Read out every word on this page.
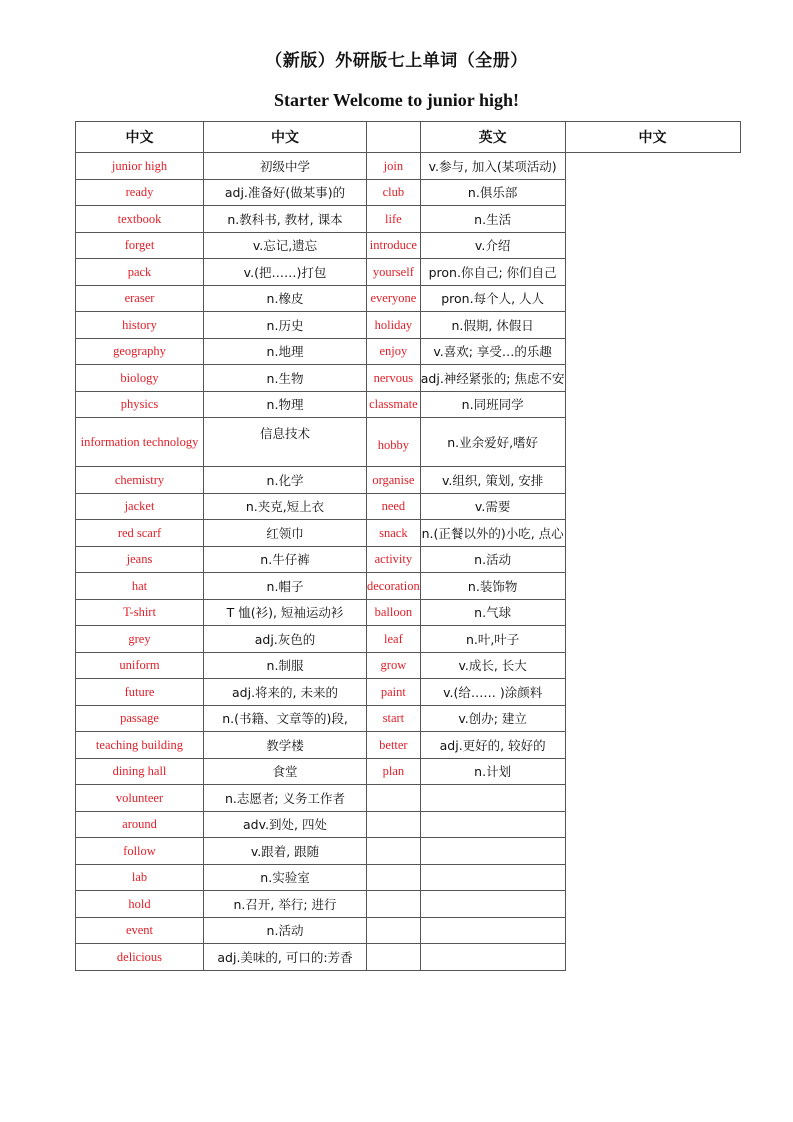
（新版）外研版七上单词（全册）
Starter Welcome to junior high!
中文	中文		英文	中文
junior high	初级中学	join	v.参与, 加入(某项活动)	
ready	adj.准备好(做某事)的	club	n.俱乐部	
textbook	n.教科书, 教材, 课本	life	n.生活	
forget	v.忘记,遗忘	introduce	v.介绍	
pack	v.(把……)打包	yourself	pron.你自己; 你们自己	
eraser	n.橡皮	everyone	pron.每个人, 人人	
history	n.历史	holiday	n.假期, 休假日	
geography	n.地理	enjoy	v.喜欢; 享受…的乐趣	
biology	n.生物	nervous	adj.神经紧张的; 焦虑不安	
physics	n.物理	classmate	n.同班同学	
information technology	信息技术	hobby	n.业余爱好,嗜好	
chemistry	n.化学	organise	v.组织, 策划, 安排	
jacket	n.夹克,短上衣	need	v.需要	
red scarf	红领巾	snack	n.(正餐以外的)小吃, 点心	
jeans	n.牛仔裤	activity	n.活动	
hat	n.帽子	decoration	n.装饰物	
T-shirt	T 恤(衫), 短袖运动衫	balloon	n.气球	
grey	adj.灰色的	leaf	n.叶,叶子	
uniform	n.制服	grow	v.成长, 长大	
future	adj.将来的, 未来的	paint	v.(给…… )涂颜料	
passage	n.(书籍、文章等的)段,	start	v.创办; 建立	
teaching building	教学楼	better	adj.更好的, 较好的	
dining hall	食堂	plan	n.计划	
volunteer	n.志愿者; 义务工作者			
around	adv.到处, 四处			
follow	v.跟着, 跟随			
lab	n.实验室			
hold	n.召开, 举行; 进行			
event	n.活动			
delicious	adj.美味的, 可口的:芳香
==
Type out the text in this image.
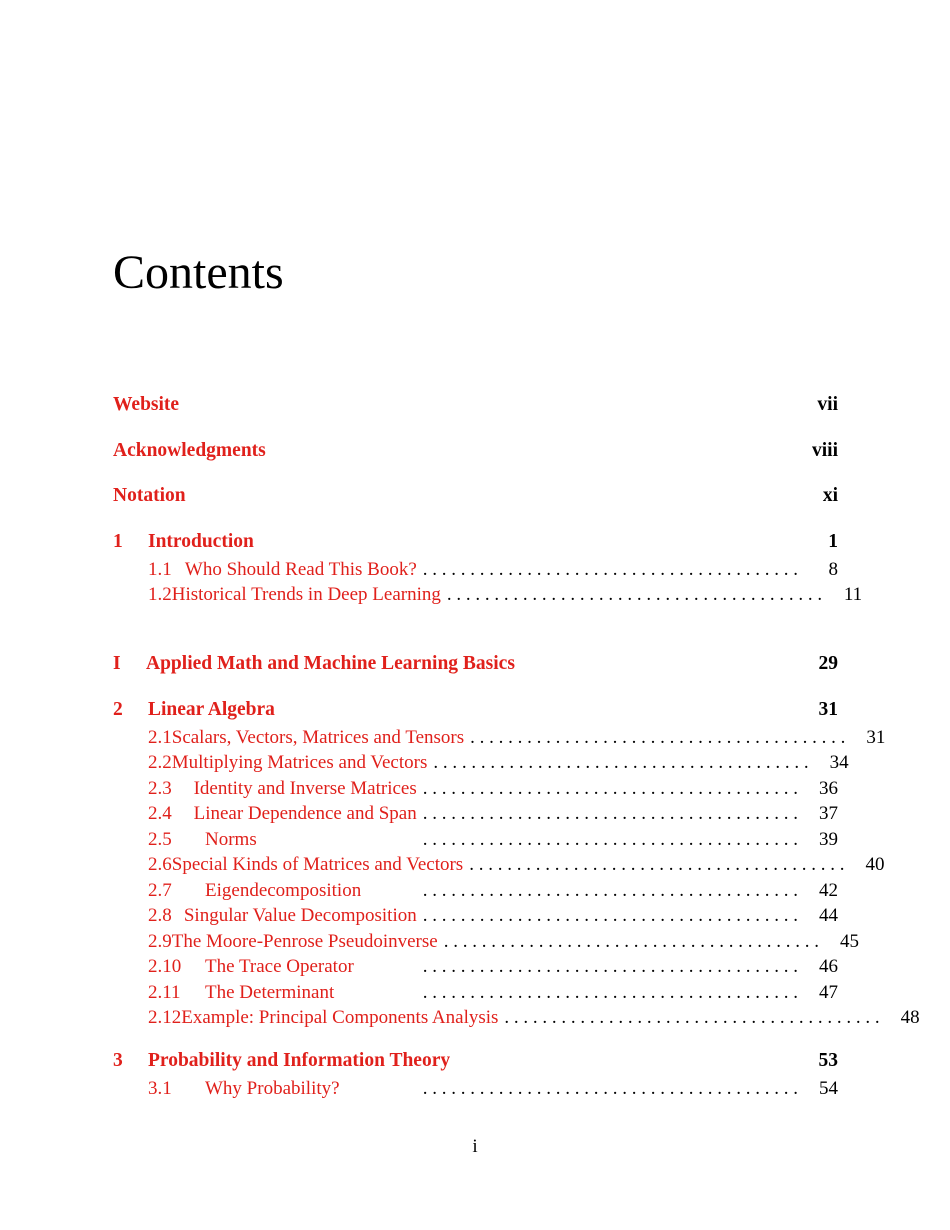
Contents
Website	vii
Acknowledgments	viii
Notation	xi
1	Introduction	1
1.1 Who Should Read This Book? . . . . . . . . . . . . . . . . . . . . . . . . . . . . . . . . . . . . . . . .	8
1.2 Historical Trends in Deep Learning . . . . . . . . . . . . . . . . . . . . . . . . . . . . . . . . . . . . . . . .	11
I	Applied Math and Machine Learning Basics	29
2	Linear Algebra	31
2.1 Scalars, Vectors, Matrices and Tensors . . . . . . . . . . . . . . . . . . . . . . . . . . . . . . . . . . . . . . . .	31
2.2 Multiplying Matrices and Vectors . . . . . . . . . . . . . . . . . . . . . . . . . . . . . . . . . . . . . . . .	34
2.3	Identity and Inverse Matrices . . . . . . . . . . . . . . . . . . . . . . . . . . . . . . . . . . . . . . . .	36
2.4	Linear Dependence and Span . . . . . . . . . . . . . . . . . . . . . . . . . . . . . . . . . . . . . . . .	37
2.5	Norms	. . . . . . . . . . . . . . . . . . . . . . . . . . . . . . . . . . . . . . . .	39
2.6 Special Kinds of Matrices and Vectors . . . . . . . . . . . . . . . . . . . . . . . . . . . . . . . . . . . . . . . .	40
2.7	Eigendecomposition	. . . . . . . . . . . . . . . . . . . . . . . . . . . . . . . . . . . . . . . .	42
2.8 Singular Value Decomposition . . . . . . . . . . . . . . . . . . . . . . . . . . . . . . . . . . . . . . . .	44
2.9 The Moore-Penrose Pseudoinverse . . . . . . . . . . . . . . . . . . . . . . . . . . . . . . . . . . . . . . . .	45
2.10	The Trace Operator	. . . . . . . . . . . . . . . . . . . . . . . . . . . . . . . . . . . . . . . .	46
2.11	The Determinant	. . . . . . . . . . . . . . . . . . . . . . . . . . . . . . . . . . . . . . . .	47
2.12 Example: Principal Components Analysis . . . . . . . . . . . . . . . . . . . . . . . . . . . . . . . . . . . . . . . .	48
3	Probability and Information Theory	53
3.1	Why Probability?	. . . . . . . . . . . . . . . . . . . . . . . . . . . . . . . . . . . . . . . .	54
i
...
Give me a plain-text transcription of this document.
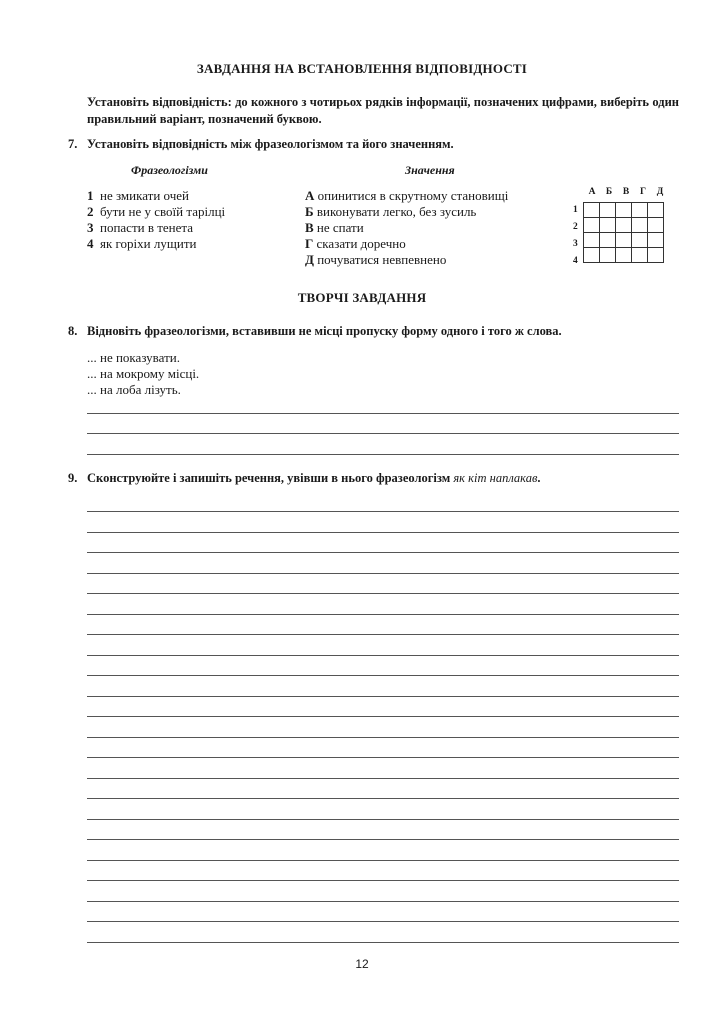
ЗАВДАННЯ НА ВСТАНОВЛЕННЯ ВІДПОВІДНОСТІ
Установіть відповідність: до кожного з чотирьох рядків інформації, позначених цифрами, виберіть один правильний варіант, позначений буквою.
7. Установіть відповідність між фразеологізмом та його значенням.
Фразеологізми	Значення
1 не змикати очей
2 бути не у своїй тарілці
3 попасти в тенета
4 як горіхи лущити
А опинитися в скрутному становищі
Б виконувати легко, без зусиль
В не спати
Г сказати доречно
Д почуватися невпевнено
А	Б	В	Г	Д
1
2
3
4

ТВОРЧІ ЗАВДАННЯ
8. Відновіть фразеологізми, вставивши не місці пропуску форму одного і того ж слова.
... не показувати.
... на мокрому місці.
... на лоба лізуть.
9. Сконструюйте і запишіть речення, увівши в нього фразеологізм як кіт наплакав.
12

- _TASK STATEMENT_: Locate all lines in the listing above with the word "Learning". Copy them.

- _WRITTEN SOLUTION_:
1.2 Historical Trends in Deep Learning . . . . . . . . . . . . . . . . . . . . . . . . . . . . . . . . . . . . . . . .	11
I	Applied Math and Machine Learning Basics	29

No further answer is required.